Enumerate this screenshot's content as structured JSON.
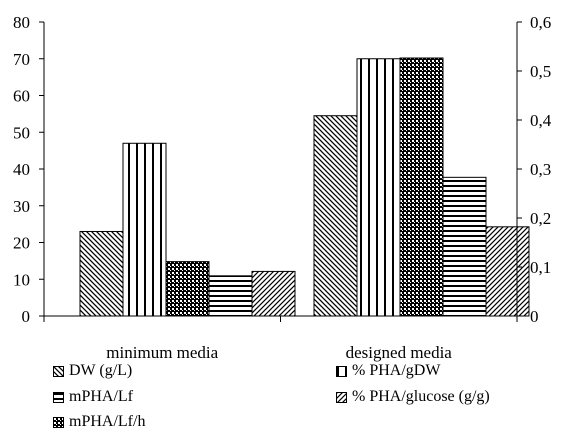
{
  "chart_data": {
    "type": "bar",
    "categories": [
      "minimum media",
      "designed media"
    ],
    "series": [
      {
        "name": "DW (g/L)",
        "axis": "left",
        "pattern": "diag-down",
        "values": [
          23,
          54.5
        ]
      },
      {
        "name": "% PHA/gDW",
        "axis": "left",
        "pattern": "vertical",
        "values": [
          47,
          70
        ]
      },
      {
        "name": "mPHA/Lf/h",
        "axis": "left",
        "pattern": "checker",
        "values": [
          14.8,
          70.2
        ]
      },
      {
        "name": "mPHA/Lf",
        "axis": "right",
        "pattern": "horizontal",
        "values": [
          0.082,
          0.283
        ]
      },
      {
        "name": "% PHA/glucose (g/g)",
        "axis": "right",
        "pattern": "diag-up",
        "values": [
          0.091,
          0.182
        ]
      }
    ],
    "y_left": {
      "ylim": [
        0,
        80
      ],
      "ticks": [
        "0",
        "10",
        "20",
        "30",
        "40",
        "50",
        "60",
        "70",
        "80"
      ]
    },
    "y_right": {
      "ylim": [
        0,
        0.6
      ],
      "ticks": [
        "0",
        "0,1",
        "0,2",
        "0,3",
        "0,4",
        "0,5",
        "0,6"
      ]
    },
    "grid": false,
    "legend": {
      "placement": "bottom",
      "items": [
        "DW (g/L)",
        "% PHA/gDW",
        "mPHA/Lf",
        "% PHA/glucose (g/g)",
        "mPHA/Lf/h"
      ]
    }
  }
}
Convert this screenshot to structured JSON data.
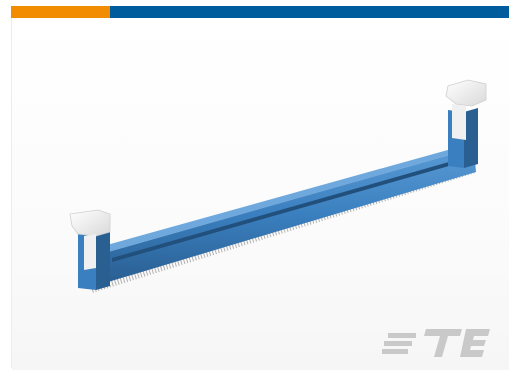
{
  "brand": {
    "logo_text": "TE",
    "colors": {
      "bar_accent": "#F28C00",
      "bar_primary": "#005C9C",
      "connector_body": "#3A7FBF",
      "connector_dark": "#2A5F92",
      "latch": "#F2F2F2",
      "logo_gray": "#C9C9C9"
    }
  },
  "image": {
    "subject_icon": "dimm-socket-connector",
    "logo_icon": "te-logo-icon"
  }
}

* * *

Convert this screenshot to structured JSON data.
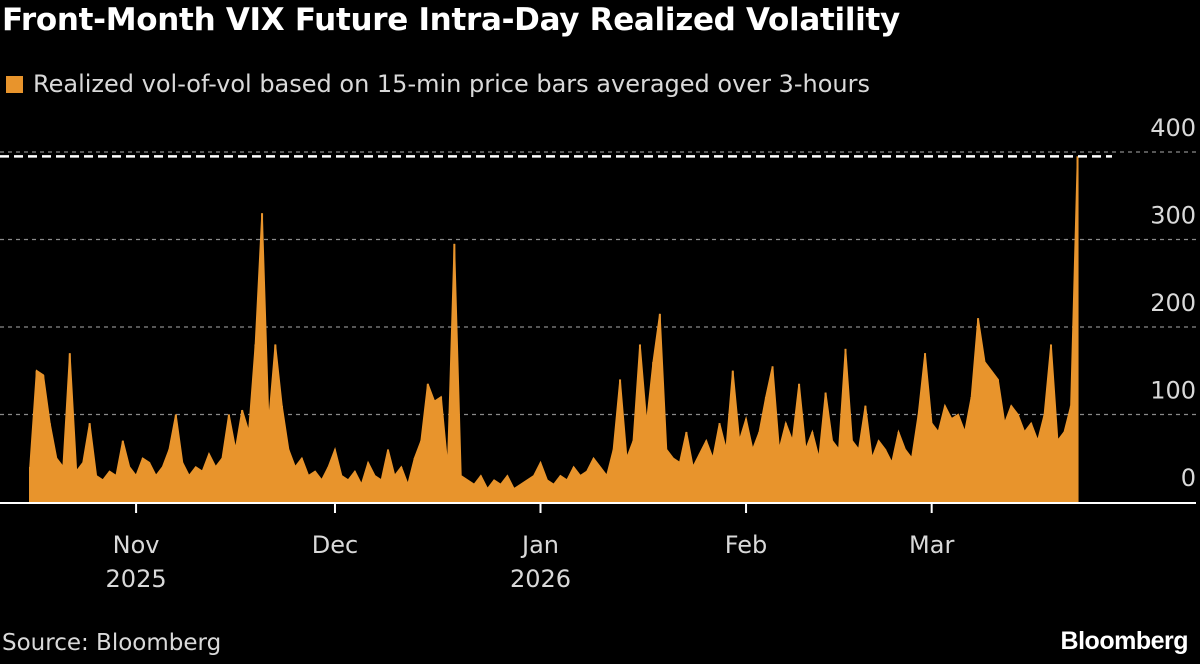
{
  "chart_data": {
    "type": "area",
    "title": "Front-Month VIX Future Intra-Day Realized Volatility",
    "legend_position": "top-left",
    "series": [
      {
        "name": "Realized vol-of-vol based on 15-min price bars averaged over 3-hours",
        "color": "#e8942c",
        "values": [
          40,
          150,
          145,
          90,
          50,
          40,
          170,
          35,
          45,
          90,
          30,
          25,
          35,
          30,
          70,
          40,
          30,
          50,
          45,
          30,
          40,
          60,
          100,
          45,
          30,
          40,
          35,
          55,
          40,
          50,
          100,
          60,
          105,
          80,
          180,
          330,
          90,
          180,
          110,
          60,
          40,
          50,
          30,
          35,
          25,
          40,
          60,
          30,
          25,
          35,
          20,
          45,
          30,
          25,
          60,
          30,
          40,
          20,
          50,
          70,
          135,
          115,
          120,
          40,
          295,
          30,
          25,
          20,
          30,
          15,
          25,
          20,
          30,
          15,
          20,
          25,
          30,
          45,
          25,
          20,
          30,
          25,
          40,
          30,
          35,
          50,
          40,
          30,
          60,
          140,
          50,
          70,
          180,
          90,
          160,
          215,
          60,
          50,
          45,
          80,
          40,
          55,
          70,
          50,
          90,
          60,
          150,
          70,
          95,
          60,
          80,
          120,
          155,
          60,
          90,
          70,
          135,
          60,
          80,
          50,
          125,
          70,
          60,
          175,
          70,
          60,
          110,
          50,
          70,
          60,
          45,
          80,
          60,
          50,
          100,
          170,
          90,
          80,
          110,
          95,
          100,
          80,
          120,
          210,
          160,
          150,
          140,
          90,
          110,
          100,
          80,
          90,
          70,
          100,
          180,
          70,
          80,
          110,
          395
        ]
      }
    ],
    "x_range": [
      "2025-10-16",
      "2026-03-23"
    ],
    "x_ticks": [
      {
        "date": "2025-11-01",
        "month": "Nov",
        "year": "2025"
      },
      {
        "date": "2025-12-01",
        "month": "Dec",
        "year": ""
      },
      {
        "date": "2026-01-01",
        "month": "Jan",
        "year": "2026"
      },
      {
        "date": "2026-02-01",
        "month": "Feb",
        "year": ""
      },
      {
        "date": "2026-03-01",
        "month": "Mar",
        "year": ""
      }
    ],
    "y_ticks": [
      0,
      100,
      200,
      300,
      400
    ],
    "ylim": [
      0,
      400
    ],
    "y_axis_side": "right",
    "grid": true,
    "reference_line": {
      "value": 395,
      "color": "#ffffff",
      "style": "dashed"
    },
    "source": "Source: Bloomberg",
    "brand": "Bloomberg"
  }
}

---

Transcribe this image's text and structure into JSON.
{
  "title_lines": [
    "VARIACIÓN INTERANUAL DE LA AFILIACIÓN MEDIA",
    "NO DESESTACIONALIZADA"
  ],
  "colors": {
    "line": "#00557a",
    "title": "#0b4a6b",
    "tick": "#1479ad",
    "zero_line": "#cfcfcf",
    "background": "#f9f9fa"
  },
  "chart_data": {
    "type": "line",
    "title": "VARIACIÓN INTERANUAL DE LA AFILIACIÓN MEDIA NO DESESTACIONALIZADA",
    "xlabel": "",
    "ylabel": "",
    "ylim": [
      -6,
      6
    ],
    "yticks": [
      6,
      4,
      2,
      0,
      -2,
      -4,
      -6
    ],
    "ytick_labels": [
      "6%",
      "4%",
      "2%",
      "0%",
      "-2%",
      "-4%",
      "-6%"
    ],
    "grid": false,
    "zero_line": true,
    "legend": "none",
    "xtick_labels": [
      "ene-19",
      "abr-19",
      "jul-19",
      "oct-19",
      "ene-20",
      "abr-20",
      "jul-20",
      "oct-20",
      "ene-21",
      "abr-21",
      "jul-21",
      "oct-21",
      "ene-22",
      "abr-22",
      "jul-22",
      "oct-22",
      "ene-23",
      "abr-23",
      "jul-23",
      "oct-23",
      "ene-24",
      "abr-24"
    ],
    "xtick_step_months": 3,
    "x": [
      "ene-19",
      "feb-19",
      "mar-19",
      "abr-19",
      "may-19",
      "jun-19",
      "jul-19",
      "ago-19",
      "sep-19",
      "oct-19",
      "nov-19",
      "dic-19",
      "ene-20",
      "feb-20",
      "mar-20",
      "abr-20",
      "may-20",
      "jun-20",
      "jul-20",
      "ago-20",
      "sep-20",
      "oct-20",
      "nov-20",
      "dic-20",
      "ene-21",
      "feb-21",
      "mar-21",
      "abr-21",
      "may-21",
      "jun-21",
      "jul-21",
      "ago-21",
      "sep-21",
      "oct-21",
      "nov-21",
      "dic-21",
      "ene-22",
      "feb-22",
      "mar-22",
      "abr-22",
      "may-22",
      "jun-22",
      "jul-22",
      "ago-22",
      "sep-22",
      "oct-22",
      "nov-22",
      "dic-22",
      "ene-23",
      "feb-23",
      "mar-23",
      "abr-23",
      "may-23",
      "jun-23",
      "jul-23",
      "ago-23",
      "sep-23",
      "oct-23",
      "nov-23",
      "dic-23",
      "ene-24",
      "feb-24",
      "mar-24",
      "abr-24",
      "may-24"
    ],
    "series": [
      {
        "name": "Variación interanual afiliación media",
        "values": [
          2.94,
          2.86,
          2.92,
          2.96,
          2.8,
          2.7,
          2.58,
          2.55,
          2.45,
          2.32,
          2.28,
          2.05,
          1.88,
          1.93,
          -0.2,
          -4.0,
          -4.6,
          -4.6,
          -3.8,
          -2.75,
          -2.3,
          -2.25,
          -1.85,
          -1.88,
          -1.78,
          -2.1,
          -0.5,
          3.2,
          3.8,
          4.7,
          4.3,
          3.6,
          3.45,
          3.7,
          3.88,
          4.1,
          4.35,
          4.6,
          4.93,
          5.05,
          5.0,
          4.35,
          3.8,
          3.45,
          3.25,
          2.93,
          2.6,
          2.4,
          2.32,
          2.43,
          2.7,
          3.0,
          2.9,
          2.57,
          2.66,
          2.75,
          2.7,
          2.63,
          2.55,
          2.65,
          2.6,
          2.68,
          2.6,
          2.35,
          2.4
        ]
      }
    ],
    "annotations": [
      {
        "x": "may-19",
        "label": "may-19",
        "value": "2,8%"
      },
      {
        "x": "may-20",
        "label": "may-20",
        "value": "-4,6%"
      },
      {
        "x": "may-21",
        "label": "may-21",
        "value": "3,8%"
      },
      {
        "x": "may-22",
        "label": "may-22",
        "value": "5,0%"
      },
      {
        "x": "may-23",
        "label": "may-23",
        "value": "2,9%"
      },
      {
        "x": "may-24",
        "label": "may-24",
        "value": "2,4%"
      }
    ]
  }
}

• [AIM]:
Search the data above for the string "DESESTACIONALIZADA" and return every line that has it.

• [RESULT]:
    "NO DESESTACIONALIZADA"
    "title": "VARIACIÓN INTERANUAL DE LA AFILIACIÓN MEDIA NO DESESTACIONALIZADA",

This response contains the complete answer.